* Begin Data to use *

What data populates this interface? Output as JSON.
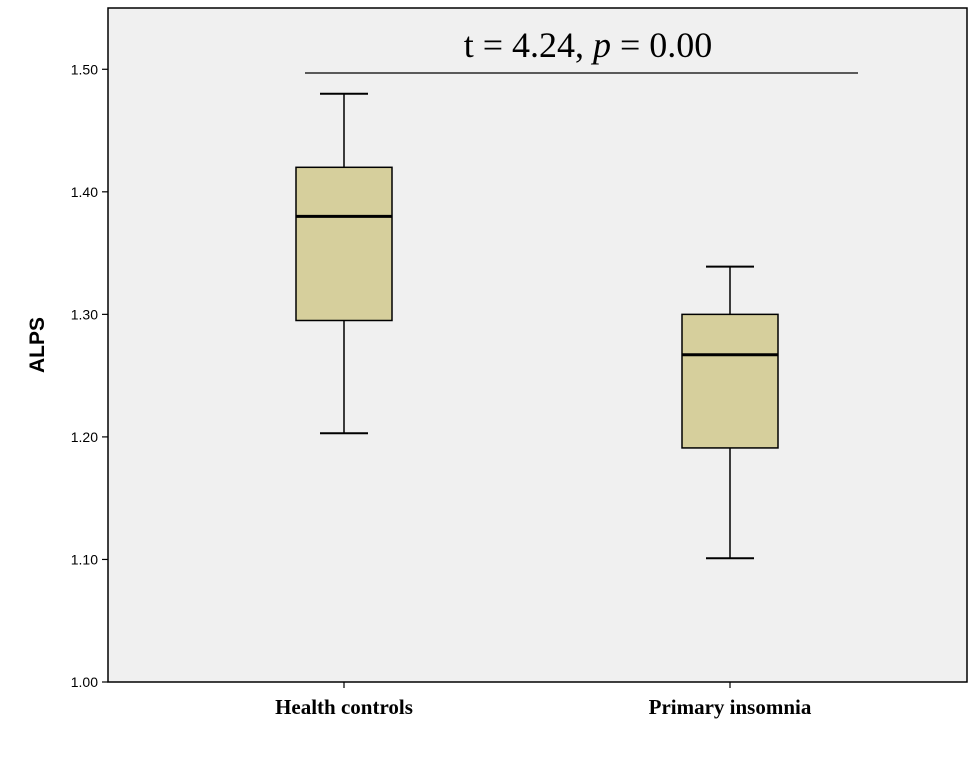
{
  "chart_data": {
    "type": "box",
    "ylabel": "ALPS",
    "xlabel": "",
    "ylim": [
      1.0,
      1.55
    ],
    "y_ticks": [
      "1.00",
      "1.10",
      "1.20",
      "1.30",
      "1.40",
      "1.50"
    ],
    "y_tick_values": [
      1.0,
      1.1,
      1.2,
      1.3,
      1.4,
      1.5
    ],
    "grid": false,
    "categories": [
      "Health controls",
      "Primary insomnia"
    ],
    "boxes": [
      {
        "category": "Health controls",
        "whisker_low": 1.203,
        "q1": 1.295,
        "median": 1.38,
        "q3": 1.42,
        "whisker_high": 1.48
      },
      {
        "category": "Primary insomnia",
        "whisker_low": 1.101,
        "q1": 1.191,
        "median": 1.267,
        "q3": 1.3,
        "whisker_high": 1.339
      }
    ],
    "annotation": {
      "prefix": "t = 4.24, ",
      "italic": "p",
      "suffix": " = 0.00"
    },
    "colors": {
      "plot_background": "#f0f0f0",
      "box_fill": "#d6cf9c",
      "stroke": "#000000"
    }
  }
}
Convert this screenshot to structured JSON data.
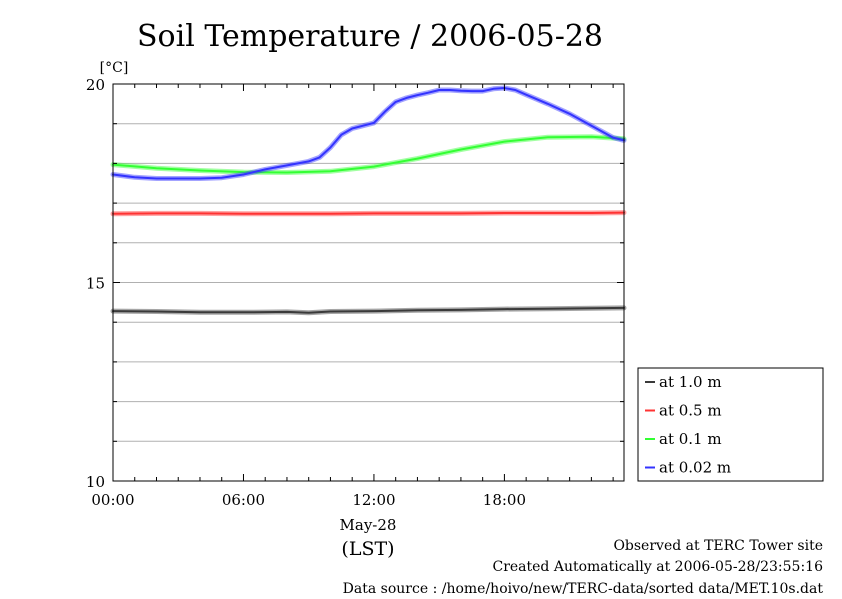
{
  "chart_data": {
    "type": "line",
    "title": "Soil Temperature / 2006-05-28",
    "ylabel": "[°C]",
    "xlabel": "(LST)",
    "x_date_label": "May-28",
    "ylim": [
      10,
      20
    ],
    "xlim": [
      0,
      23.5
    ],
    "yticks": [
      10,
      15,
      20
    ],
    "ytick_labels": [
      "10",
      "15",
      "20"
    ],
    "xticks": [
      0,
      6,
      12,
      18
    ],
    "xtick_labels": [
      "00:00",
      "06:00",
      "12:00",
      "18:00"
    ],
    "grid": true,
    "legend_position": "right",
    "series": [
      {
        "name": "at 1.0 m",
        "color": "#3a3a3a",
        "x": [
          0,
          2,
          4,
          6,
          8,
          9,
          10,
          12,
          14,
          16,
          18,
          20,
          22,
          23.5
        ],
        "y": [
          14.28,
          14.27,
          14.25,
          14.25,
          14.26,
          14.24,
          14.27,
          14.28,
          14.3,
          14.31,
          14.33,
          14.34,
          14.35,
          14.36
        ]
      },
      {
        "name": "at 0.5 m",
        "color": "#ff3333",
        "x": [
          0,
          2,
          4,
          6,
          8,
          10,
          12,
          14,
          16,
          18,
          20,
          22,
          23.5
        ],
        "y": [
          16.73,
          16.74,
          16.74,
          16.73,
          16.73,
          16.73,
          16.74,
          16.74,
          16.74,
          16.75,
          16.75,
          16.75,
          16.76
        ]
      },
      {
        "name": "at 0.1 m",
        "color": "#33ff33",
        "x": [
          0,
          2,
          4,
          6,
          8,
          10,
          12,
          14,
          16,
          18,
          20,
          22,
          23.5
        ],
        "y": [
          17.97,
          17.88,
          17.82,
          17.78,
          17.77,
          17.8,
          17.92,
          18.12,
          18.35,
          18.55,
          18.66,
          18.67,
          18.62
        ]
      },
      {
        "name": "at 0.02 m",
        "color": "#3333ff",
        "x": [
          0,
          1,
          2,
          3,
          4,
          5,
          6,
          7,
          8,
          9,
          9.5,
          10,
          10.5,
          11,
          11.5,
          12,
          12.5,
          13,
          13.5,
          14,
          14.5,
          15,
          15.5,
          16,
          16.5,
          17,
          17.5,
          18,
          18.5,
          19,
          20,
          21,
          22,
          23,
          23.5
        ],
        "y": [
          17.72,
          17.65,
          17.62,
          17.62,
          17.62,
          17.64,
          17.72,
          17.85,
          17.95,
          18.05,
          18.15,
          18.4,
          18.72,
          18.88,
          18.95,
          19.02,
          19.3,
          19.55,
          19.65,
          19.72,
          19.78,
          19.85,
          19.85,
          19.83,
          19.82,
          19.82,
          19.88,
          19.9,
          19.85,
          19.73,
          19.5,
          19.25,
          18.95,
          18.65,
          18.58
        ]
      }
    ],
    "footer": [
      "Observed at TERC Tower site",
      "Created Automatically at 2006-05-28/23:55:16",
      "Data source : /home/hoivo/new/TERC-data/sorted  data/MET.10s.dat"
    ]
  }
}
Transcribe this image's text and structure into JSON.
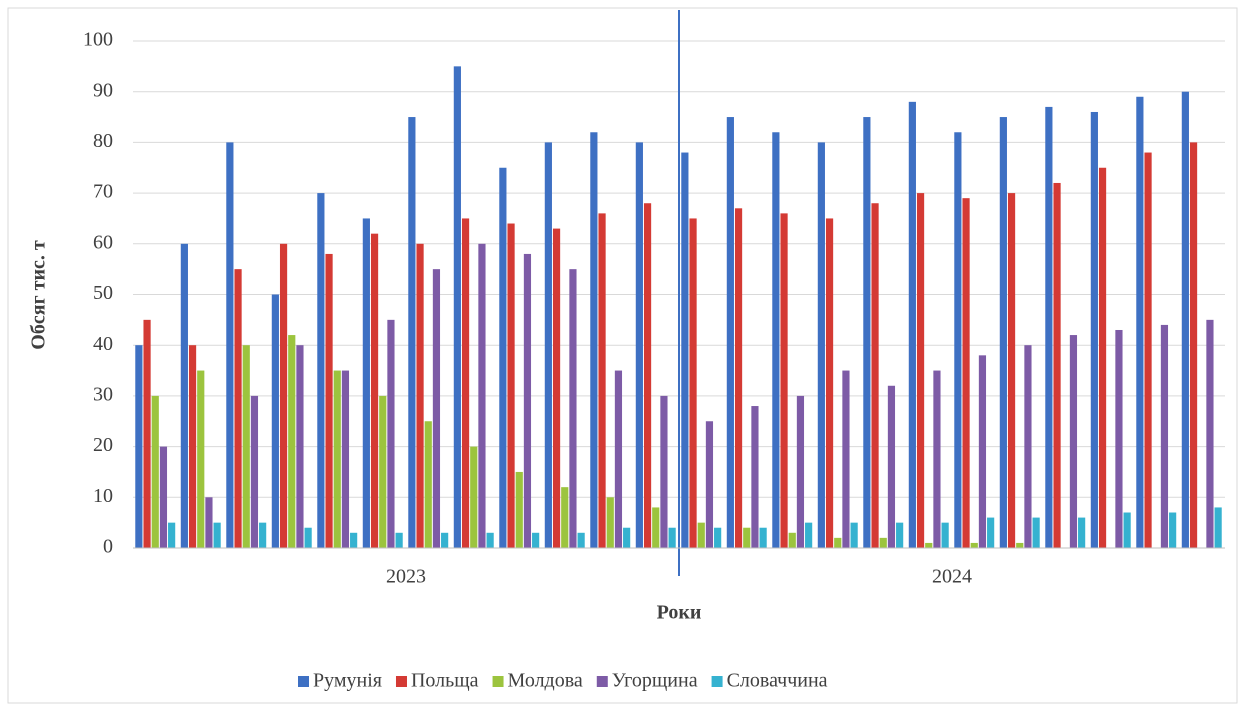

* End Data to use *

§ **Exercise description**
Isolate the lines above that contain the word "name" and copy them.

§ **Result for this task**
        "name": "at 1.0 m",
        "name": "at 0.5 m",
        "name": "at 0.1 m",
        "name": "at 0.02 m",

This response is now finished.